*What you are asked to do*
Reproduce each record exactly.
┌─ Records shown
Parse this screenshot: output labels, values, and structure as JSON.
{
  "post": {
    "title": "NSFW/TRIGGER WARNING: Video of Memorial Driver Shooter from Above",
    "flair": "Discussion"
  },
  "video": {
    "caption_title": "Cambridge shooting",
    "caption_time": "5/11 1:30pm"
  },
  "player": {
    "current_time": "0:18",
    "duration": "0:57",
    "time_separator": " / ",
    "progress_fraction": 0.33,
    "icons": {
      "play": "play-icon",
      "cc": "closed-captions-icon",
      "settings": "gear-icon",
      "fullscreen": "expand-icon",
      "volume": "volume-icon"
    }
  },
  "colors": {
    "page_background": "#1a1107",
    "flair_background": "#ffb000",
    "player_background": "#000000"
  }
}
└─
*Answer to the problem*
Parse this screenshot: output labels, values, and structure as JSON.
{
  "post": {
    "title": "NSFW/TRIGGER WARNING: Video of Memorial Driver Shooter from Above",
    "flair": "Discussion"
  },
  "video": {
    "caption_title": "Cambridge shooting",
    "caption_time": "5/11 1:30pm"
  },
  "player": {
    "current_time": "0:18",
    "duration": "0:57",
    "time_separator": " / ",
    "progress_fraction": 0.33,
    "icons": {
      "play": "play-icon",
      "cc": "closed-captions-icon",
      "settings": "gear-icon",
      "fullscreen": "expand-icon",
      "volume": "volume-icon"
    }
  },
  "colors": {
    "page_background": "#1a1107",
    "flair_background": "#ffb000",
    "player_background": "#000000"
  }
}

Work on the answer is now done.